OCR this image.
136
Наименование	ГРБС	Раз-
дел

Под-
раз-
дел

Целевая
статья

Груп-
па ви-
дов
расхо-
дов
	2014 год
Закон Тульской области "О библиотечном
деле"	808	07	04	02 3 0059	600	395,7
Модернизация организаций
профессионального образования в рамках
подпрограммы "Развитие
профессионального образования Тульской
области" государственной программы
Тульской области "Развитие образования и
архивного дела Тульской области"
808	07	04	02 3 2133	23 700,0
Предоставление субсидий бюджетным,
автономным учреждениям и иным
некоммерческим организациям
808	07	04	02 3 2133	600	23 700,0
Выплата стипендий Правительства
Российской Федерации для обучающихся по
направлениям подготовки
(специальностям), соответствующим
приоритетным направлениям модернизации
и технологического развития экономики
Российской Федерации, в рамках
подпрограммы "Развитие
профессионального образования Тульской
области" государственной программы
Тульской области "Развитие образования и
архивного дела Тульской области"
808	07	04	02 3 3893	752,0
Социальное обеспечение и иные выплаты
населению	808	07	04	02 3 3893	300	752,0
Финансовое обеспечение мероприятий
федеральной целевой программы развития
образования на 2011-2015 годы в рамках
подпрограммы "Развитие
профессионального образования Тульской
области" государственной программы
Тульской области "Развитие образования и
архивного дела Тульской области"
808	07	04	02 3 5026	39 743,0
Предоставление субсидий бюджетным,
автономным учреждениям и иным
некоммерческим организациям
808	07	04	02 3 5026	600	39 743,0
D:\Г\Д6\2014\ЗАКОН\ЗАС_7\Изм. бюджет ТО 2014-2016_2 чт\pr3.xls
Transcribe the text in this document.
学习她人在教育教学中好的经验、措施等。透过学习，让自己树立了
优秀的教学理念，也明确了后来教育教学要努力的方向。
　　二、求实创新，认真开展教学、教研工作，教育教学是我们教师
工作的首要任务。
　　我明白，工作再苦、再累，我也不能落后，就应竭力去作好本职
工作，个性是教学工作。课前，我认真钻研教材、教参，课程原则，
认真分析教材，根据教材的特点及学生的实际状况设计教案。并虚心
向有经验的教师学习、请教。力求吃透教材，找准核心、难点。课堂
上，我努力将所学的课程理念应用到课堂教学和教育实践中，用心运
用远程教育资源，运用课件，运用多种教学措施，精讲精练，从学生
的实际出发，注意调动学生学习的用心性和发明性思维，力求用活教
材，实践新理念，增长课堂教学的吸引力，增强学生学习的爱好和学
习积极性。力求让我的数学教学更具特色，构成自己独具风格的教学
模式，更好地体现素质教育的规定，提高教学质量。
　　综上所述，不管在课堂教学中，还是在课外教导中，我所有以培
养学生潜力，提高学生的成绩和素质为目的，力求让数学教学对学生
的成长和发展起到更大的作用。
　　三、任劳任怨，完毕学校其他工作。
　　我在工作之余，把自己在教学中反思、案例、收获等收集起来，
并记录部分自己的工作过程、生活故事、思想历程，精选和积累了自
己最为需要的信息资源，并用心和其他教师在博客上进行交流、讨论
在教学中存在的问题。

==

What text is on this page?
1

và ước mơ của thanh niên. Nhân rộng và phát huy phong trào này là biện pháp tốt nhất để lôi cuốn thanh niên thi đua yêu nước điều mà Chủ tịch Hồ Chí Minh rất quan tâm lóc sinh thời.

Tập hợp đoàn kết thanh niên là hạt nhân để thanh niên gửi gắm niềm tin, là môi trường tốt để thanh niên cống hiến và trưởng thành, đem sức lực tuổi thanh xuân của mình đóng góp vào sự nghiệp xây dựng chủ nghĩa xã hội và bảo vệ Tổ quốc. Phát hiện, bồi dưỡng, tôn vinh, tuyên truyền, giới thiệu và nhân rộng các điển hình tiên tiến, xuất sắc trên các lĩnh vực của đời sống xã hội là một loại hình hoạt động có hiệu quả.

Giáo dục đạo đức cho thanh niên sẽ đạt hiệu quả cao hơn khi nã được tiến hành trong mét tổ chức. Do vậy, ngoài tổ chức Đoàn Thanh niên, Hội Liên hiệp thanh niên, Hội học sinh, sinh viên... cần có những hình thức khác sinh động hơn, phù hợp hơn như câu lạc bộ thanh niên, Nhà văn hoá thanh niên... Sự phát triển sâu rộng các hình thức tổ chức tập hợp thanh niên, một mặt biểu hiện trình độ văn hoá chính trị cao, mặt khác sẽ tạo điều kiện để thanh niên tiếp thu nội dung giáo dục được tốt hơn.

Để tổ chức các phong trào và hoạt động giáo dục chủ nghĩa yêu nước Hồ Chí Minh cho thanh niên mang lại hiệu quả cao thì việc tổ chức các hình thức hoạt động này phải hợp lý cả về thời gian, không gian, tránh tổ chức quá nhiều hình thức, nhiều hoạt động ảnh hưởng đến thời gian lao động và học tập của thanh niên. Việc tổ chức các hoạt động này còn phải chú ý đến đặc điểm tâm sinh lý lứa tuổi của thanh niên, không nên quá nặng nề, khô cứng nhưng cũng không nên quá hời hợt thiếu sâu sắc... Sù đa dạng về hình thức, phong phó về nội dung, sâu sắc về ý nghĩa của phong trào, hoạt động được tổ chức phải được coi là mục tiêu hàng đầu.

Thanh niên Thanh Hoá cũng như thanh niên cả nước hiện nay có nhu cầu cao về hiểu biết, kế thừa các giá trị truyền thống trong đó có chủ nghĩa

WHAT TO DO
Count the lines of the material that include the word "trào", then state only the total.

ANSWER TO THIS TASK
2